START DATASET RECORDS

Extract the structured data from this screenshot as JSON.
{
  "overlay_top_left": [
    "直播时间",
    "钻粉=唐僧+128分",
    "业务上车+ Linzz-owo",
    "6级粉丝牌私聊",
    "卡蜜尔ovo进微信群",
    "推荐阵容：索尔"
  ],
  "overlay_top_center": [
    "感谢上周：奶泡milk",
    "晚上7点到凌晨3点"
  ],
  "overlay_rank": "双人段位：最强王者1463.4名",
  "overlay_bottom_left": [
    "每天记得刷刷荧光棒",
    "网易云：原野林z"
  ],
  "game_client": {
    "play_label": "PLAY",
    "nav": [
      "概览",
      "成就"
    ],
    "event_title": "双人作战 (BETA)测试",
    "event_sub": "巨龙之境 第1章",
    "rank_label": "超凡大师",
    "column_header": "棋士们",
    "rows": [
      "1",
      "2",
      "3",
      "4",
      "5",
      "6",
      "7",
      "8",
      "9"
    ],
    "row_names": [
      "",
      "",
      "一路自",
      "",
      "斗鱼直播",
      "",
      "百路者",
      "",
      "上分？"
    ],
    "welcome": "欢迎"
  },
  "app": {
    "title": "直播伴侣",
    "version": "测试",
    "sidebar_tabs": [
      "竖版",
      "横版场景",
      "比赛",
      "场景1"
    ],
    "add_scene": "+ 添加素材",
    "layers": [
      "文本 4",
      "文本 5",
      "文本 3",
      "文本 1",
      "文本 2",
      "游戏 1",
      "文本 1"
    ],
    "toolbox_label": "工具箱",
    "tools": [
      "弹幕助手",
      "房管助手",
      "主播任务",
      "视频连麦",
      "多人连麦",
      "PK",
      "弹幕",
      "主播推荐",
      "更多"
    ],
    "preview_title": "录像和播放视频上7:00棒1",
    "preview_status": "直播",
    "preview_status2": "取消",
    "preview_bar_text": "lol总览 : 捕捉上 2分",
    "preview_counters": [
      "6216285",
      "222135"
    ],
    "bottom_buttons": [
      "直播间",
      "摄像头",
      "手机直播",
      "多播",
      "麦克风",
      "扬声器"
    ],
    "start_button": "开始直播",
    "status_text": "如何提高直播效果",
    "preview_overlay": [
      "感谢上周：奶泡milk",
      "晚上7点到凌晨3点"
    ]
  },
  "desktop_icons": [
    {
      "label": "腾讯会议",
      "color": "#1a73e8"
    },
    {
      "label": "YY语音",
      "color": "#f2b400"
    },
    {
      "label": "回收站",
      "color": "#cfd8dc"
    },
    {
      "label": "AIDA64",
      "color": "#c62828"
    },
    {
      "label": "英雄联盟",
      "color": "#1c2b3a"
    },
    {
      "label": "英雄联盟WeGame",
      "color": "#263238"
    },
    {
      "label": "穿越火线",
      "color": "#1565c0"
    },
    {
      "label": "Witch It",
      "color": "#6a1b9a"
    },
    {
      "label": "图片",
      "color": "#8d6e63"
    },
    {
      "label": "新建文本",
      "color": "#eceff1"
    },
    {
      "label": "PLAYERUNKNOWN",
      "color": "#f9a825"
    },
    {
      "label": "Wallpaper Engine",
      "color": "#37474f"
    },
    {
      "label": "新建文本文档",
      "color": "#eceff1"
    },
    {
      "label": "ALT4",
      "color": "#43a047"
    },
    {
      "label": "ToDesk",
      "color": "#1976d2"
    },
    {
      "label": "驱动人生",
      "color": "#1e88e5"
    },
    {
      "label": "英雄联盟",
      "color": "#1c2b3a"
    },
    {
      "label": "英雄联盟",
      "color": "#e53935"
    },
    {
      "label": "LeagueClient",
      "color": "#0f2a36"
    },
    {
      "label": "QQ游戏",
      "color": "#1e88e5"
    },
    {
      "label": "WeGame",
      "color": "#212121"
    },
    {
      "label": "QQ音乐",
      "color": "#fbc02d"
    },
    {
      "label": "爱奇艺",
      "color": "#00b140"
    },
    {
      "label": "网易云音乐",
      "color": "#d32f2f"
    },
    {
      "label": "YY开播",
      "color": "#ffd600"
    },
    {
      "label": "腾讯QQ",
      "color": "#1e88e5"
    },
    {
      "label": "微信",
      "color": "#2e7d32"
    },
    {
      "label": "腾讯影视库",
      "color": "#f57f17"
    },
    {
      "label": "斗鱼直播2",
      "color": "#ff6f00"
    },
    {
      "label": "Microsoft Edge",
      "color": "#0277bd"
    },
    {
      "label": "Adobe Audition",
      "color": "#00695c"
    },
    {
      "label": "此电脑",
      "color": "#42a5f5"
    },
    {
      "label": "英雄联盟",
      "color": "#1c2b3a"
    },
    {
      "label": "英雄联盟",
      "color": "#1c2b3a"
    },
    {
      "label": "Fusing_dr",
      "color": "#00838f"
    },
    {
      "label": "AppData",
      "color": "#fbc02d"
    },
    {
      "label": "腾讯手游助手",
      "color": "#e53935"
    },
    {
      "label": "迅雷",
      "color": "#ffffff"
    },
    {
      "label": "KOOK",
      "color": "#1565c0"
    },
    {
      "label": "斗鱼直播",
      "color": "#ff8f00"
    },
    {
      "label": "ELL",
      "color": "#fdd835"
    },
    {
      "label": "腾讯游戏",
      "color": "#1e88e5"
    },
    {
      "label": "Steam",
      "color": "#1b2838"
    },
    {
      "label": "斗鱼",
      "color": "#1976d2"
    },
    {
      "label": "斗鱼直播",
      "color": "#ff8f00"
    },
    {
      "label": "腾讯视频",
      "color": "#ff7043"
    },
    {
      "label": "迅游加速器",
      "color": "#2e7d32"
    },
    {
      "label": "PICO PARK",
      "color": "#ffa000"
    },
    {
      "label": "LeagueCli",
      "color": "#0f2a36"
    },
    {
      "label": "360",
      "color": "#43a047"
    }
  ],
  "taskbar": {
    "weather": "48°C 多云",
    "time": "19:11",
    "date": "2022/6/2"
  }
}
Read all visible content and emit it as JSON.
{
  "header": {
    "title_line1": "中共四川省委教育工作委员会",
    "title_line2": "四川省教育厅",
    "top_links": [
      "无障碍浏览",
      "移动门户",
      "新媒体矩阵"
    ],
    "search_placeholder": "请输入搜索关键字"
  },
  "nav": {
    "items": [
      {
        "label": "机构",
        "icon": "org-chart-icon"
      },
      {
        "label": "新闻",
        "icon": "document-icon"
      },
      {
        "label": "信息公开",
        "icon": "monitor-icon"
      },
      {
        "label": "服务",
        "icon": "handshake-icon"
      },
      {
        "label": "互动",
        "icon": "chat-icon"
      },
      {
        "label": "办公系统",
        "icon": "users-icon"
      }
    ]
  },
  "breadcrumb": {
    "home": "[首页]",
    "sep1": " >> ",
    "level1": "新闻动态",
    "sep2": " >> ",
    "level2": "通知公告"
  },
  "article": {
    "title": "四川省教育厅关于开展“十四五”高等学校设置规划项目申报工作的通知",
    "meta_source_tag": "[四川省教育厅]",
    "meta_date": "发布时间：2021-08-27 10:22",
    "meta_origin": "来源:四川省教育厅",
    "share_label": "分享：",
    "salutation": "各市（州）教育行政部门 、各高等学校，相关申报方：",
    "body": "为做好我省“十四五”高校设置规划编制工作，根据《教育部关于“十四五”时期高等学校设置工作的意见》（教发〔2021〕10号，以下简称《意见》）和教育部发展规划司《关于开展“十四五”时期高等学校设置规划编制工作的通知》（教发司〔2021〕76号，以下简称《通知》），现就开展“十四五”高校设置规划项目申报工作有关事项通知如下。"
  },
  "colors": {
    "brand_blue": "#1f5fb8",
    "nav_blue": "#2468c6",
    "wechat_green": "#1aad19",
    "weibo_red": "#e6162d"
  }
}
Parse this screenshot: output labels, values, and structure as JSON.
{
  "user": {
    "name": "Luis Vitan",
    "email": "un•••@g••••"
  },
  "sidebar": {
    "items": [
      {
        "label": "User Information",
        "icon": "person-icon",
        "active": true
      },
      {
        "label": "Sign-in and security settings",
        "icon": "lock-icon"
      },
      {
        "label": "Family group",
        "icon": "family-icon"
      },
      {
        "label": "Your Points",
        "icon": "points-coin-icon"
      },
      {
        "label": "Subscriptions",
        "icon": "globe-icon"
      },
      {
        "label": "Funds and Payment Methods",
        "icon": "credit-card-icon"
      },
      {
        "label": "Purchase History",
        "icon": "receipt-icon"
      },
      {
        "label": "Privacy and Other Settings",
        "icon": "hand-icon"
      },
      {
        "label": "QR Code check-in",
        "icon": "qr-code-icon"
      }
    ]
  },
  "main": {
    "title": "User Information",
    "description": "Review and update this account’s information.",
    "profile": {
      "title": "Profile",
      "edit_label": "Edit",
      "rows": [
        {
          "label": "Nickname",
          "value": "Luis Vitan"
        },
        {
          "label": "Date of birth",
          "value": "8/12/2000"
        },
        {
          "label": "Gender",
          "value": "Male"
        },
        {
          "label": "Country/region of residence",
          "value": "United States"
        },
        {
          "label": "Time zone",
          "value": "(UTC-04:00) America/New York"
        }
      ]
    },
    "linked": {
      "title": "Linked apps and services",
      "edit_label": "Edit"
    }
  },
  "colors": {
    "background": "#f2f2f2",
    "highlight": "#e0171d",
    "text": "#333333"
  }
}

END DATASET RECORDS

Provide the number of lines in the data above that contain the string "screenshot", and nothing else.

RESULT OF THIS EXERCISE
2